▶ Directive: Reproduce all the entries exactly.

▶ Data entries:
--- Begin ---
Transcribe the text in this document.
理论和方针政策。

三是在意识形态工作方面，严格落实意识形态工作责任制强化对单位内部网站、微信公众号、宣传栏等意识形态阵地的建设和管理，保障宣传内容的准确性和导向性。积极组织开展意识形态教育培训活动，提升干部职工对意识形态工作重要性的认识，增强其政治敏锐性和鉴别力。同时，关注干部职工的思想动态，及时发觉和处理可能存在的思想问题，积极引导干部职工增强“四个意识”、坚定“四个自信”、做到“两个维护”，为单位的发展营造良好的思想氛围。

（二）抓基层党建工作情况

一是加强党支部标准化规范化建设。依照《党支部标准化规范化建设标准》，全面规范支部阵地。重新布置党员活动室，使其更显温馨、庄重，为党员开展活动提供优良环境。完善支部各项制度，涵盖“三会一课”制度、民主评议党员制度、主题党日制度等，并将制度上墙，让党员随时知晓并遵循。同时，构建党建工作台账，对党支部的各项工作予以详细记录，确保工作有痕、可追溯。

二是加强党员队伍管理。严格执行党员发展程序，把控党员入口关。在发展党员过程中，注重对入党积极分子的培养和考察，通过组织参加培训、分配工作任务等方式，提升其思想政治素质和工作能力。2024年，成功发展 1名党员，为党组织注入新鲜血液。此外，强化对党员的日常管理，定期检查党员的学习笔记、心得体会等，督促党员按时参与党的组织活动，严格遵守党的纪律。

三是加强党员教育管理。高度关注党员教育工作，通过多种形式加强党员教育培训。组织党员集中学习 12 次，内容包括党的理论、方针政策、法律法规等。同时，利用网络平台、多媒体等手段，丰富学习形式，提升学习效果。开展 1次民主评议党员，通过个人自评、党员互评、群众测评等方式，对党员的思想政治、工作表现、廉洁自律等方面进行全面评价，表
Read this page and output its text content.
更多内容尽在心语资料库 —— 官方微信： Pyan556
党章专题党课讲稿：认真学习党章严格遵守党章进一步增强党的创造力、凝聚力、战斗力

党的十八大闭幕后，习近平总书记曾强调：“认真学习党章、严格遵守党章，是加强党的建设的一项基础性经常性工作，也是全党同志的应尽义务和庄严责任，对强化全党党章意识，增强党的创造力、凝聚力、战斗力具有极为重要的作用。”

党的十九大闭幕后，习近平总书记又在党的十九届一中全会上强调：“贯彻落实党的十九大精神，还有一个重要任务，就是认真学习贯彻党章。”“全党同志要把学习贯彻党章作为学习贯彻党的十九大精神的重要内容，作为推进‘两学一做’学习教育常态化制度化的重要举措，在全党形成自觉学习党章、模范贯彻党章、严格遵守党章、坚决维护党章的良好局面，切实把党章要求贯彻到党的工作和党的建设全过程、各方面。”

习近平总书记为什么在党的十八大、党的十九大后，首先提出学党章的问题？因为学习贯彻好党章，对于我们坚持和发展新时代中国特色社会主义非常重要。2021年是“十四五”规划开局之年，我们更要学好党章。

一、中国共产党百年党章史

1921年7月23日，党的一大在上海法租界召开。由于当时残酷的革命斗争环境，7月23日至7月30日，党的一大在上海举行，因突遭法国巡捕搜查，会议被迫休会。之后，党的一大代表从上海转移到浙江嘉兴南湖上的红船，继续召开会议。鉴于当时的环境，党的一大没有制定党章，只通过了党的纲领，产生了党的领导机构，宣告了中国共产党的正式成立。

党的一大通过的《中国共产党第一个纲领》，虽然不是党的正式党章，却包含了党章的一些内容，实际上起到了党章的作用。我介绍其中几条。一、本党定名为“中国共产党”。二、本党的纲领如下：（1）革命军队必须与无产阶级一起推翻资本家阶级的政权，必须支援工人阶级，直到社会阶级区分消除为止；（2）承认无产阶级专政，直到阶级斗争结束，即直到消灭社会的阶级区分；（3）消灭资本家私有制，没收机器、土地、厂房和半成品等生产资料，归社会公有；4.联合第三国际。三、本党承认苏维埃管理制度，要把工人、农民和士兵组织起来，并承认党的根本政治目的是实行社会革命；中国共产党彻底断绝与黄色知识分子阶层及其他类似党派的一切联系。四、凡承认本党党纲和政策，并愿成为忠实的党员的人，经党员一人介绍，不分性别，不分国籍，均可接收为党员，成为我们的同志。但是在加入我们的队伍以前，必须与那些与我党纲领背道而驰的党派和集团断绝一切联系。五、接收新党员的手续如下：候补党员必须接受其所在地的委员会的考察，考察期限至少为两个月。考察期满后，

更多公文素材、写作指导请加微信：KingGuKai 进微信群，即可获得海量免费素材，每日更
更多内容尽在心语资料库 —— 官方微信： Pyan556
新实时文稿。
--- End ---
▶ Written solution:
Transcribe the text in this document.
理论和方针政策。

三是在意识形态工作方面，严格落实意识形态工作责任制强化对单位内部网站、微信公众号、宣传栏等意识形态阵地的建设和管理，保障宣传内容的准确性和导向性。积极组织开展意识形态教育培训活动，提升干部职工对意识形态工作重要性的认识，增强其政治敏锐性和鉴别力。同时，关注干部职工的思想动态，及时发觉和处理可能存在的思想问题，积极引导干部职工增强“四个意识”、坚定“四个自信”、做到“两个维护”，为单位的发展营造良好的思想氛围。

（二）抓基层党建工作情况

一是加强党支部标准化规范化建设。依照《党支部标准化规范化建设标准》，全面规范支部阵地。重新布置党员活动室，使其更显温馨、庄重，为党员开展活动提供优良环境。完善支部各项制度，涵盖“三会一课”制度、民主评议党员制度、主题党日制度等，并将制度上墙，让党员随时知晓并遵循。同时，构建党建工作台账，对党支部的各项工作予以详细记录，确保工作有痕、可追溯。

二是加强党员队伍管理。严格执行党员发展程序，把控党员入口关。在发展党员过程中，注重对入党积极分子的培养和考察，通过组织参加培训、分配工作任务等方式，提升其思想政治素质和工作能力。2024年，成功发展 1名党员，为党组织注入新鲜血液。此外，强化对党员的日常管理，定期检查党员的学习笔记、心得体会等，督促党员按时参与党的组织活动，严格遵守党的纪律。

三是加强党员教育管理。高度关注党员教育工作，通过多种形式加强党员教育培训。组织党员集中学习 12 次，内容包括党的理论、方针政策、法律法规等。同时，利用网络平台、多媒体等手段，丰富学习形式，提升学习效果。开展 1次民主评议党员，通过个人自评、党员互评、群众测评等方式，对党员的思想政治、工作表现、廉洁自律等方面进行全面评价，表
Read this page and output its text content.
更多内容尽在心语资料库 —— 官方微信： Pyan556
党章专题党课讲稿：认真学习党章严格遵守党章进一步增强党的创造力、凝聚力、战斗力

党的十八大闭幕后，习近平总书记曾强调：“认真学习党章、严格遵守党章，是加强党的建设的一项基础性经常性工作，也是全党同志的应尽义务和庄严责任，对强化全党党章意识，增强党的创造力、凝聚力、战斗力具有极为重要的作用。”

党的十九大闭幕后，习近平总书记又在党的十九届一中全会上强调：“贯彻落实党的十九大精神，还有一个重要任务，就是认真学习贯彻党章。”“全党同志要把学习贯彻党章作为学习贯彻党的十九大精神的重要内容，作为推进‘两学一做’学习教育常态化制度化的重要举措，在全党形成自觉学习党章、模范贯彻党章、严格遵守党章、坚决维护党章的良好局面，切实把党章要求贯彻到党的工作和党的建设全过程、各方面。”

习近平总书记为什么在党的十八大、党的十九大后，首先提出学党章的问题？因为学习贯彻好党章，对于我们坚持和发展新时代中国特色社会主义非常重要。2021年是“十四五”规划开局之年，我们更要学好党章。

一、中国共产党百年党章史

1921年7月23日，党的一大在上海法租界召开。由于当时残酷的革命斗争环境，7月23日至7月30日，党的一大在上海举行，因突遭法国巡捕搜查，会议被迫休会。之后，党的一大代表从上海转移到浙江嘉兴南湖上的红船，继续召开会议。鉴于当时的环境，党的一大没有制定党章，只通过了党的纲领，产生了党的领导机构，宣告了中国共产党的正式成立。

党的一大通过的《中国共产党第一个纲领》，虽然不是党的正式党章，却包含了党章的一些内容，实际上起到了党章的作用。我介绍其中几条。一、本党定名为“中国共产党”。二、本党的纲领如下：（1）革命军队必须与无产阶级一起推翻资本家阶级的政权，必须支援工人阶级，直到社会阶级区分消除为止；（2）承认无产阶级专政，直到阶级斗争结束，即直到消灭社会的阶级区分；（3）消灭资本家私有制，没收机器、土地、厂房和半成品等生产资料，归社会公有；4.联合第三国际。三、本党承认苏维埃管理制度，要把工人、农民和士兵组织起来，并承认党的根本政治目的是实行社会革命；中国共产党彻底断绝与黄色知识分子阶层及其他类似党派的一切联系。四、凡承认本党党纲和政策，并愿成为忠实的党员的人，经党员一人介绍，不分性别，不分国籍，均可接收为党员，成为我们的同志。但是在加入我们的队伍以前，必须与那些与我党纲领背道而驰的党派和集团断绝一切联系。五、接收新党员的手续如下：候补党员必须接受其所在地的委员会的考察，考察期限至少为两个月。考察期满后，

更多公文素材、写作指导请加微信：KingGuKai 进微信群，即可获得海量免费素材，每日更
更多内容尽在心语资料库 —— 官方微信： Pyan556
新实时文稿。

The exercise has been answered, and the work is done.